begin

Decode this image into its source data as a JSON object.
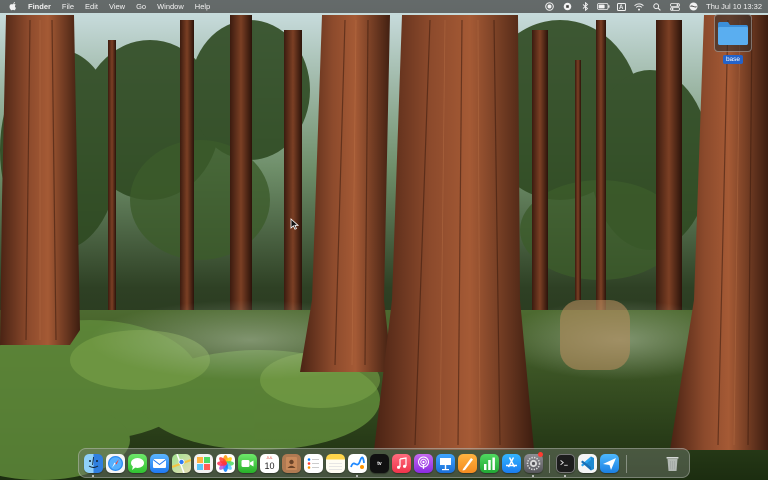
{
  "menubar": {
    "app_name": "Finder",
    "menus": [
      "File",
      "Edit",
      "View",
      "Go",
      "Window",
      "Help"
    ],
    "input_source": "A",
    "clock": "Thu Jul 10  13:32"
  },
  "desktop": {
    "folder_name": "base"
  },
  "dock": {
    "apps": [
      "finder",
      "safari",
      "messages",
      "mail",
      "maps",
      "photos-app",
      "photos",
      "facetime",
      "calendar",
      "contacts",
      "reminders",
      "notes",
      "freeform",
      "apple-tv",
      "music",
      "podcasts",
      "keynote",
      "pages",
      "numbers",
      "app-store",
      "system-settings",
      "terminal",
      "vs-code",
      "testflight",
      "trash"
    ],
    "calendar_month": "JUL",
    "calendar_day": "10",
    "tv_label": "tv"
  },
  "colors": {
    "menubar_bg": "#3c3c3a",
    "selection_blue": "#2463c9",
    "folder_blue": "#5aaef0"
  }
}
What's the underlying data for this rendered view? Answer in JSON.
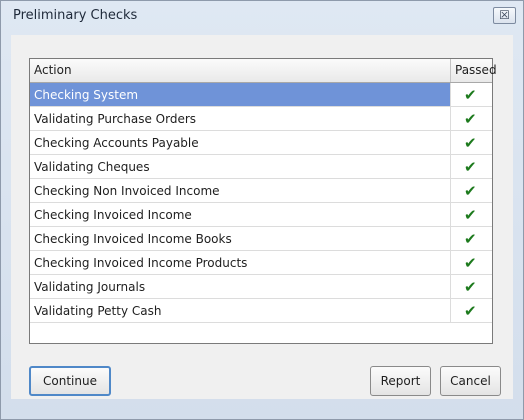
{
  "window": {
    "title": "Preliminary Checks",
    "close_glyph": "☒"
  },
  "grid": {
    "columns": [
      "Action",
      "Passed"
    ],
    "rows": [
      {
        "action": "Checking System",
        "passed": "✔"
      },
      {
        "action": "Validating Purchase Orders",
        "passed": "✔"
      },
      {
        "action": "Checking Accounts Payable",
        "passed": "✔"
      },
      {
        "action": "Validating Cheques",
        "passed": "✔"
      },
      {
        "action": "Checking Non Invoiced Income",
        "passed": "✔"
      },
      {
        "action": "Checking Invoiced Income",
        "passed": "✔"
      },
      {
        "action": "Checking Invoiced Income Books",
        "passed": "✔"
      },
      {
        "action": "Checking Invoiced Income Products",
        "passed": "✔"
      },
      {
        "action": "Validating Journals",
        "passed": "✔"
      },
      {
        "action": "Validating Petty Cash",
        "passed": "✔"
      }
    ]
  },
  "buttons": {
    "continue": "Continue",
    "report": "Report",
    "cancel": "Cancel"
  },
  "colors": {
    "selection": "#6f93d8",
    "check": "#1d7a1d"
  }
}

end

= What to work on =
Leave the pictures out and reproduce each record exactly as written.

= Solution to this exercise =
Decode this image into its source data as a JSON object.
{
  "menubar": {
    "app_name": "Finder",
    "menus": [
      "File",
      "Edit",
      "View",
      "Go",
      "Window",
      "Help"
    ],
    "input_source": "A",
    "clock": "Thu Jul 10  13:32"
  },
  "desktop": {
    "folder_name": "base"
  },
  "dock": {
    "apps": [
      "finder",
      "safari",
      "messages",
      "mail",
      "maps",
      "photos-app",
      "photos",
      "facetime",
      "calendar",
      "contacts",
      "reminders",
      "notes",
      "freeform",
      "apple-tv",
      "music",
      "podcasts",
      "keynote",
      "pages",
      "numbers",
      "app-store",
      "system-settings",
      "terminal",
      "vs-code",
      "testflight",
      "trash"
    ],
    "calendar_month": "JUL",
    "calendar_day": "10",
    "tv_label": "tv"
  },
  "colors": {
    "menubar_bg": "#3c3c3a",
    "selection_blue": "#2463c9",
    "folder_blue": "#5aaef0"
  }
}
What's the underlying data for this rendered view? Answer in JSON.
{
  "window": {
    "title": "Preliminary Checks",
    "close_glyph": "☒"
  },
  "grid": {
    "columns": [
      "Action",
      "Passed"
    ],
    "rows": [
      {
        "action": "Checking System",
        "passed": "✔"
      },
      {
        "action": "Validating Purchase Orders",
        "passed": "✔"
      },
      {
        "action": "Checking Accounts Payable",
        "passed": "✔"
      },
      {
        "action": "Validating Cheques",
        "passed": "✔"
      },
      {
        "action": "Checking Non Invoiced Income",
        "passed": "✔"
      },
      {
        "action": "Checking Invoiced Income",
        "passed": "✔"
      },
      {
        "action": "Checking Invoiced Income Books",
        "passed": "✔"
      },
      {
        "action": "Checking Invoiced Income Products",
        "passed": "✔"
      },
      {
        "action": "Validating Journals",
        "passed": "✔"
      },
      {
        "action": "Validating Petty Cash",
        "passed": "✔"
      }
    ]
  },
  "buttons": {
    "continue": "Continue",
    "report": "Report",
    "cancel": "Cancel"
  },
  "colors": {
    "selection": "#6f93d8",
    "check": "#1d7a1d"
  }
}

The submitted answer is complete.